+++ Exercise material +++

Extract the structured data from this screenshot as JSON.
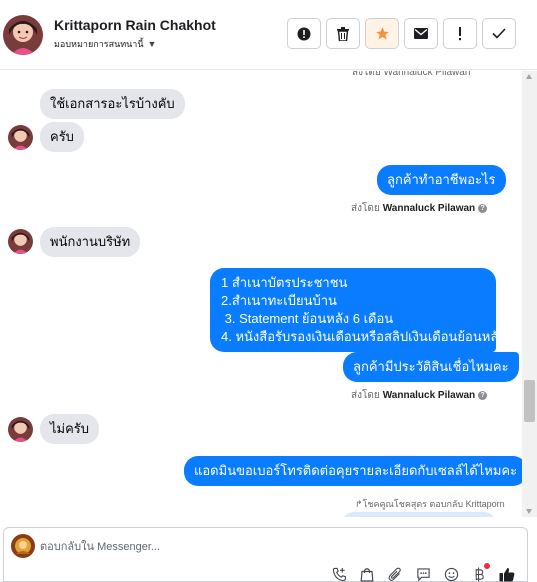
{
  "header": {
    "contact_name": "Krittaporn Rain Chakhot",
    "assign_label": "มอบหมายการสนทนานี้",
    "actions": [
      {
        "icon": "alert-circle-icon",
        "name": "spam-button"
      },
      {
        "icon": "trash-icon",
        "name": "delete-button"
      },
      {
        "icon": "star-icon",
        "name": "star-button"
      },
      {
        "icon": "envelope-icon",
        "name": "mark-unread-button"
      },
      {
        "icon": "exclamation-icon",
        "name": "follow-up-button"
      },
      {
        "icon": "check-icon",
        "name": "mark-done-button"
      }
    ],
    "accent_star": "#f7923a"
  },
  "chat": {
    "top_partial_sender": "ส่งโดย Wannaluck Pilawan",
    "messages": {
      "m1": "ใช้เอกสารอะไรบ้างคับ",
      "m2": "ครับ",
      "m3": "ลูกค้าทำอาชีพอะไร",
      "sent_by_prefix": "ส่งโดย",
      "sent_by_name": "Wannaluck Pilawan",
      "m4": "พนักงานบริษัท",
      "m5_lines": [
        "1 สำเนาบัตรประชาชน",
        "2.สำเนาทะเบียนบ้าน",
        " 3. Statement ย้อนหลัง 6 เดือน",
        "4. หนังสือรับรองเงินเดือนหรือสลิปเงินเดือนย้อนหลัง"
      ],
      "m6": "ลูกค้ามีประวัติสินเชื่อไหมคะ",
      "m7": "ไม่ครับ",
      "m8": "แอดมินขอเบอร์โทรติดต่อคุยรายละเอียดกับเซลล์ได้ไหมคะ",
      "reply_note": "↱โชคคูณโชคสุดร ตอบกลับ Krittaporn"
    },
    "outgoing_color": "#0a7cff",
    "incoming_color": "#e4e6eb"
  },
  "composer": {
    "placeholder": "ตอบกลับใน Messenger...",
    "tools": [
      "add-call-icon",
      "shopping-bag-icon",
      "attachment-icon",
      "saved-replies-icon",
      "emoji-icon",
      "currency-icon",
      "like-icon"
    ]
  }
}
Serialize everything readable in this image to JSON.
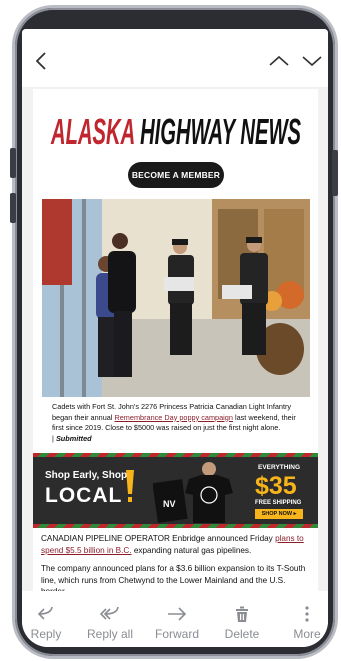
{
  "newsletter": {
    "logo_text": "ALASKA HIGHWAY NEWS",
    "member_button": "BECOME A MEMBER",
    "caption": {
      "text_before_link": "Cadets with Fort St. John's 2276 Princess Patricia Canadian Light Infantry began their annual ",
      "link_text": "Remembrance Day poppy campaign",
      "text_after_link": " last weekend, their first since 2019. Close to $5000 was raised on just the first night alone.",
      "credit_prefix": "| ",
      "credit": "Submitted"
    },
    "ad": {
      "line1": "Shop Early, Shop",
      "line2": "LOCAL",
      "everything": "EVERYTHING",
      "price": "$35",
      "shipping": "FREE SHIPPING",
      "cta": "SHOP NOW ▸",
      "shirt_brand": "NV"
    },
    "article": {
      "p1_before": "CANADIAN PIPELINE OPERATOR Enbridge announced Friday ",
      "p1_link": "plans to spend $5.5 billion in B.C.",
      "p1_after": " expanding natural gas pipelines.",
      "p2": "The company announced plans for a $3.6 billion expansion to its T-South line, which runs from Chetwynd to the Lower Mainland and the U.S. border."
    }
  },
  "actions": [
    {
      "label": "Reply",
      "icon": "reply-icon"
    },
    {
      "label": "Reply all",
      "icon": "reply-all-icon"
    },
    {
      "label": "Forward",
      "icon": "forward-icon"
    },
    {
      "label": "Delete",
      "icon": "trash-icon"
    },
    {
      "label": "More",
      "icon": "more-vertical-icon"
    }
  ],
  "colors": {
    "logo_red": "#c0262d",
    "link": "#8a1f2a",
    "ad_yellow": "#f7b51b",
    "action_gray": "#8a8d93"
  }
}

+++

Retype each line of the listing above word for word. Exclude the pictures.

Extract the structured data from this screenshot as JSON.
{
  "header": {
    "contact_name": "Krittaporn Rain Chakhot",
    "assign_label": "มอบหมายการสนทนานี้",
    "actions": [
      {
        "icon": "alert-circle-icon",
        "name": "spam-button"
      },
      {
        "icon": "trash-icon",
        "name": "delete-button"
      },
      {
        "icon": "star-icon",
        "name": "star-button"
      },
      {
        "icon": "envelope-icon",
        "name": "mark-unread-button"
      },
      {
        "icon": "exclamation-icon",
        "name": "follow-up-button"
      },
      {
        "icon": "check-icon",
        "name": "mark-done-button"
      }
    ],
    "accent_star": "#f7923a"
  },
  "chat": {
    "top_partial_sender": "ส่งโดย Wannaluck Pilawan",
    "messages": {
      "m1": "ใช้เอกสารอะไรบ้างคับ",
      "m2": "ครับ",
      "m3": "ลูกค้าทำอาชีพอะไร",
      "sent_by_prefix": "ส่งโดย",
      "sent_by_name": "Wannaluck Pilawan",
      "m4": "พนักงานบริษัท",
      "m5_lines": [
        "1 สำเนาบัตรประชาชน",
        "2.สำเนาทะเบียนบ้าน",
        " 3. Statement ย้อนหลัง 6 เดือน",
        "4. หนังสือรับรองเงินเดือนหรือสลิปเงินเดือนย้อนหลัง"
      ],
      "m6": "ลูกค้ามีประวัติสินเชื่อไหมคะ",
      "m7": "ไม่ครับ",
      "m8": "แอดมินขอเบอร์โทรติดต่อคุยรายละเอียดกับเซลล์ได้ไหมคะ",
      "reply_note": "↱โชคคูณโชคสุดร ตอบกลับ Krittaporn"
    },
    "outgoing_color": "#0a7cff",
    "incoming_color": "#e4e6eb"
  },
  "composer": {
    "placeholder": "ตอบกลับใน Messenger...",
    "tools": [
      "add-call-icon",
      "shopping-bag-icon",
      "attachment-icon",
      "saved-replies-icon",
      "emoji-icon",
      "currency-icon",
      "like-icon"
    ]
  }
}
Serialize everything readable in this image to JSON.
{
  "newsletter": {
    "logo_text": "ALASKA HIGHWAY NEWS",
    "member_button": "BECOME A MEMBER",
    "caption": {
      "text_before_link": "Cadets with Fort St. John's 2276 Princess Patricia Canadian Light Infantry began their annual ",
      "link_text": "Remembrance Day poppy campaign",
      "text_after_link": " last weekend, their first since 2019. Close to $5000 was raised on just the first night alone.",
      "credit_prefix": "| ",
      "credit": "Submitted"
    },
    "ad": {
      "line1": "Shop Early, Shop",
      "line2": "LOCAL",
      "everything": "EVERYTHING",
      "price": "$35",
      "shipping": "FREE SHIPPING",
      "cta": "SHOP NOW ▸",
      "shirt_brand": "NV"
    },
    "article": {
      "p1_before": "CANADIAN PIPELINE OPERATOR Enbridge announced Friday ",
      "p1_link": "plans to spend $5.5 billion in B.C.",
      "p1_after": " expanding natural gas pipelines.",
      "p2": "The company announced plans for a $3.6 billion expansion to its T-South line, which runs from Chetwynd to the Lower Mainland and the U.S. border."
    }
  },
  "actions": [
    {
      "label": "Reply",
      "icon": "reply-icon"
    },
    {
      "label": "Reply all",
      "icon": "reply-all-icon"
    },
    {
      "label": "Forward",
      "icon": "forward-icon"
    },
    {
      "label": "Delete",
      "icon": "trash-icon"
    },
    {
      "label": "More",
      "icon": "more-vertical-icon"
    }
  ],
  "colors": {
    "logo_red": "#c0262d",
    "link": "#8a1f2a",
    "ad_yellow": "#f7b51b",
    "action_gray": "#8a8d93"
  }
}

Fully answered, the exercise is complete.